**Task brief**. Extract the records below word for word and ignore the images.

**Provided records**.
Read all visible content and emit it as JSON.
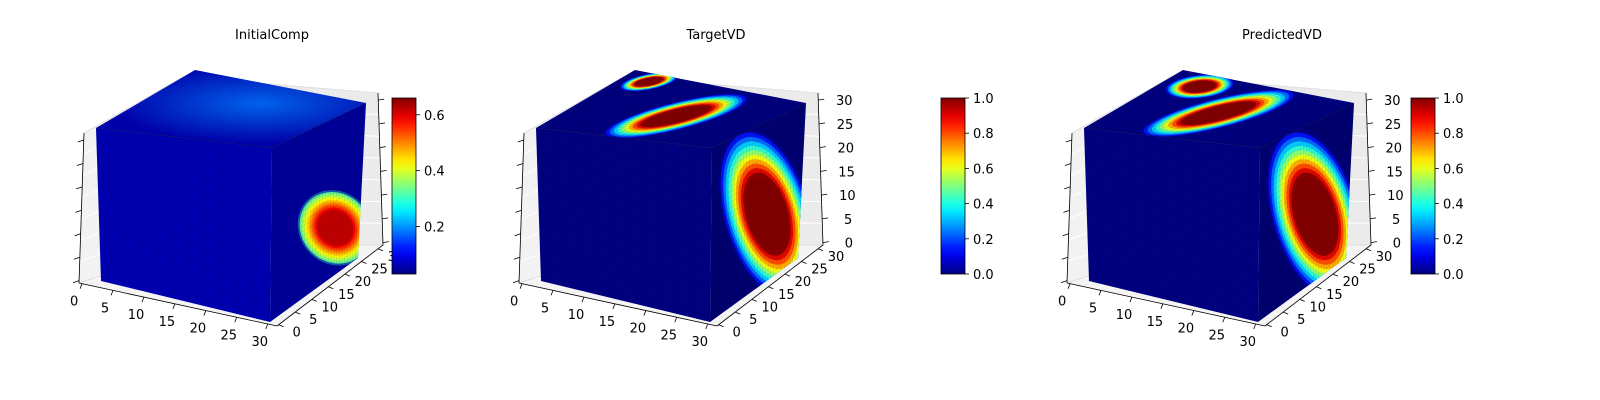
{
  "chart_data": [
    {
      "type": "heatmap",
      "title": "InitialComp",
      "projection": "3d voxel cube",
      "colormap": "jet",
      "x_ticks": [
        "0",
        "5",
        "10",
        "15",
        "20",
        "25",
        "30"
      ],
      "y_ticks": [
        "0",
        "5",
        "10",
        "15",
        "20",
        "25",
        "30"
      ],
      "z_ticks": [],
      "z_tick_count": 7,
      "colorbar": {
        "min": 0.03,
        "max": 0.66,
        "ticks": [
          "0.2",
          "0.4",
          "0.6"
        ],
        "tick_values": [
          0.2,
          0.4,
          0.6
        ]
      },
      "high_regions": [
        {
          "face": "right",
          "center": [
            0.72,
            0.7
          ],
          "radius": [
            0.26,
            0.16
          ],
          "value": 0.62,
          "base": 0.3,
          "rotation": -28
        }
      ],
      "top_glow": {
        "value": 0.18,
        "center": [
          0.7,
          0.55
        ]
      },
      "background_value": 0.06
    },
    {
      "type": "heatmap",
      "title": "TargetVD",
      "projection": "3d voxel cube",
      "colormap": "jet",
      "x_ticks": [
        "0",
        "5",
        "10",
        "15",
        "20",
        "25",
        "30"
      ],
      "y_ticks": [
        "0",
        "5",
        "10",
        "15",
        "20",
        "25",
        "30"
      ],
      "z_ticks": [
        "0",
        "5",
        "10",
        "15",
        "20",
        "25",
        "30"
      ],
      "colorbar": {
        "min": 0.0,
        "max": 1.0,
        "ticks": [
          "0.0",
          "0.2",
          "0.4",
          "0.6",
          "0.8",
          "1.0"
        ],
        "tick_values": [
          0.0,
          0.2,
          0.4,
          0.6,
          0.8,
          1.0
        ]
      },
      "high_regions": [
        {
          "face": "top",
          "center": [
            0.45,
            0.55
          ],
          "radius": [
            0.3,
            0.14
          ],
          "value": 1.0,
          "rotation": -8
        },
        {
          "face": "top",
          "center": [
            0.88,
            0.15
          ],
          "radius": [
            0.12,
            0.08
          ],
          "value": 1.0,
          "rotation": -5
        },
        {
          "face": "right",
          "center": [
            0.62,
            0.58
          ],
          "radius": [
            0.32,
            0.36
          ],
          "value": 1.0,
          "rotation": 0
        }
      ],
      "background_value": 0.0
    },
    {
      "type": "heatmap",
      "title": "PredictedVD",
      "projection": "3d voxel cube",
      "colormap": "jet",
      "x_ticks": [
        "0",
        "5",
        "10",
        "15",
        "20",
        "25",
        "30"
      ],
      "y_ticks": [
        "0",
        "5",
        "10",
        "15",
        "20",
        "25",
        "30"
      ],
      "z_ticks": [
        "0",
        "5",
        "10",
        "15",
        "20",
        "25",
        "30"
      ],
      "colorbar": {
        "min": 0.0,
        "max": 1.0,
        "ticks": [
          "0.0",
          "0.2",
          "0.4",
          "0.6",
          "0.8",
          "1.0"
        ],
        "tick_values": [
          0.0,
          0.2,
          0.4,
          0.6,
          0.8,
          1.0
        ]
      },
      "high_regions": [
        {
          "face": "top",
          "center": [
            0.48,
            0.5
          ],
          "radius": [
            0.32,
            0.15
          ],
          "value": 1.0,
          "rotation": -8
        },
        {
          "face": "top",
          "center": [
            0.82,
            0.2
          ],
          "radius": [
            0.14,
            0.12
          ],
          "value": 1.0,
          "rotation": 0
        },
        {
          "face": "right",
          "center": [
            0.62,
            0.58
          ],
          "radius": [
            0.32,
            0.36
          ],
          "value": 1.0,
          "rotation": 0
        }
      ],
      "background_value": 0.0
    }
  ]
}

**Exercise output**.
Read all visible content and emit it as JSON.
{
  "chart_data": [
    {
      "type": "heatmap",
      "title": "InitialComp",
      "projection": "3d voxel cube",
      "colormap": "jet",
      "x_ticks": [
        "0",
        "5",
        "10",
        "15",
        "20",
        "25",
        "30"
      ],
      "y_ticks": [
        "0",
        "5",
        "10",
        "15",
        "20",
        "25",
        "30"
      ],
      "z_ticks": [],
      "z_tick_count": 7,
      "colorbar": {
        "min": 0.03,
        "max": 0.66,
        "ticks": [
          "0.2",
          "0.4",
          "0.6"
        ],
        "tick_values": [
          0.2,
          0.4,
          0.6
        ]
      },
      "high_regions": [
        {
          "face": "right",
          "center": [
            0.72,
            0.7
          ],
          "radius": [
            0.26,
            0.16
          ],
          "value": 0.62,
          "base": 0.3,
          "rotation": -28
        }
      ],
      "top_glow": {
        "value": 0.18,
        "center": [
          0.7,
          0.55
        ]
      },
      "background_value": 0.06
    },
    {
      "type": "heatmap",
      "title": "TargetVD",
      "projection": "3d voxel cube",
      "colormap": "jet",
      "x_ticks": [
        "0",
        "5",
        "10",
        "15",
        "20",
        "25",
        "30"
      ],
      "y_ticks": [
        "0",
        "5",
        "10",
        "15",
        "20",
        "25",
        "30"
      ],
      "z_ticks": [
        "0",
        "5",
        "10",
        "15",
        "20",
        "25",
        "30"
      ],
      "colorbar": {
        "min": 0.0,
        "max": 1.0,
        "ticks": [
          "0.0",
          "0.2",
          "0.4",
          "0.6",
          "0.8",
          "1.0"
        ],
        "tick_values": [
          0.0,
          0.2,
          0.4,
          0.6,
          0.8,
          1.0
        ]
      },
      "high_regions": [
        {
          "face": "top",
          "center": [
            0.45,
            0.55
          ],
          "radius": [
            0.3,
            0.14
          ],
          "value": 1.0,
          "rotation": -8
        },
        {
          "face": "top",
          "center": [
            0.88,
            0.15
          ],
          "radius": [
            0.12,
            0.08
          ],
          "value": 1.0,
          "rotation": -5
        },
        {
          "face": "right",
          "center": [
            0.62,
            0.58
          ],
          "radius": [
            0.32,
            0.36
          ],
          "value": 1.0,
          "rotation": 0
        }
      ],
      "background_value": 0.0
    },
    {
      "type": "heatmap",
      "title": "PredictedVD",
      "projection": "3d voxel cube",
      "colormap": "jet",
      "x_ticks": [
        "0",
        "5",
        "10",
        "15",
        "20",
        "25",
        "30"
      ],
      "y_ticks": [
        "0",
        "5",
        "10",
        "15",
        "20",
        "25",
        "30"
      ],
      "z_ticks": [
        "0",
        "5",
        "10",
        "15",
        "20",
        "25",
        "30"
      ],
      "colorbar": {
        "min": 0.0,
        "max": 1.0,
        "ticks": [
          "0.0",
          "0.2",
          "0.4",
          "0.6",
          "0.8",
          "1.0"
        ],
        "tick_values": [
          0.0,
          0.2,
          0.4,
          0.6,
          0.8,
          1.0
        ]
      },
      "high_regions": [
        {
          "face": "top",
          "center": [
            0.48,
            0.5
          ],
          "radius": [
            0.32,
            0.15
          ],
          "value": 1.0,
          "rotation": -8
        },
        {
          "face": "top",
          "center": [
            0.82,
            0.2
          ],
          "radius": [
            0.14,
            0.12
          ],
          "value": 1.0,
          "rotation": 0
        },
        {
          "face": "right",
          "center": [
            0.62,
            0.58
          ],
          "radius": [
            0.32,
            0.36
          ],
          "value": 1.0,
          "rotation": 0
        }
      ],
      "background_value": 0.0
    }
  ]
}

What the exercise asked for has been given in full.